◆ Exercise requirements ◆
Assemble all lines in which the string "Team" appears.
+++ Extracted material
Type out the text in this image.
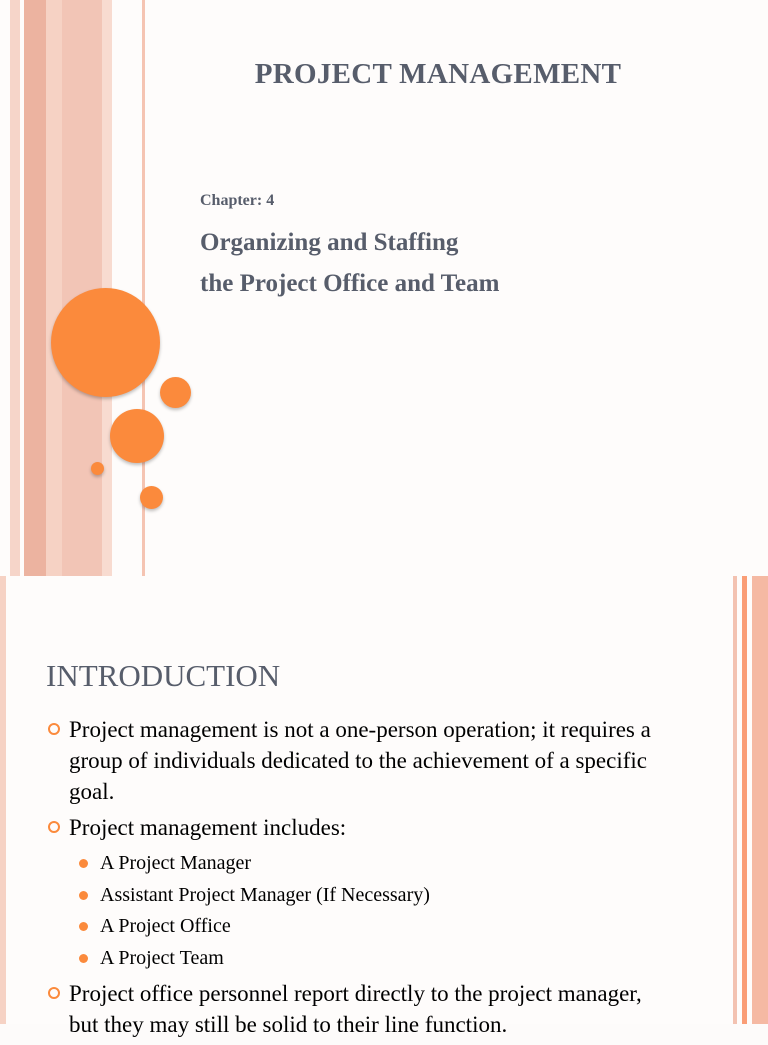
PROJECT MANAGEMENT
Chapter: 4
Organizing and Staffing
the Project Office and Team
INTRODUCTION
Project management is not a one-person operation; it requires a group of individuals dedicated to the achievement of a specific goal.
Project management includes:
A Project Manager
Assistant Project Manager (If Necessary)
A Project Office
A Project Team
Project office personnel report directly to the project manager, but they may still be solid to their line function.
++++++
◆ Solution ◆
the Project Office and Team
A Project Team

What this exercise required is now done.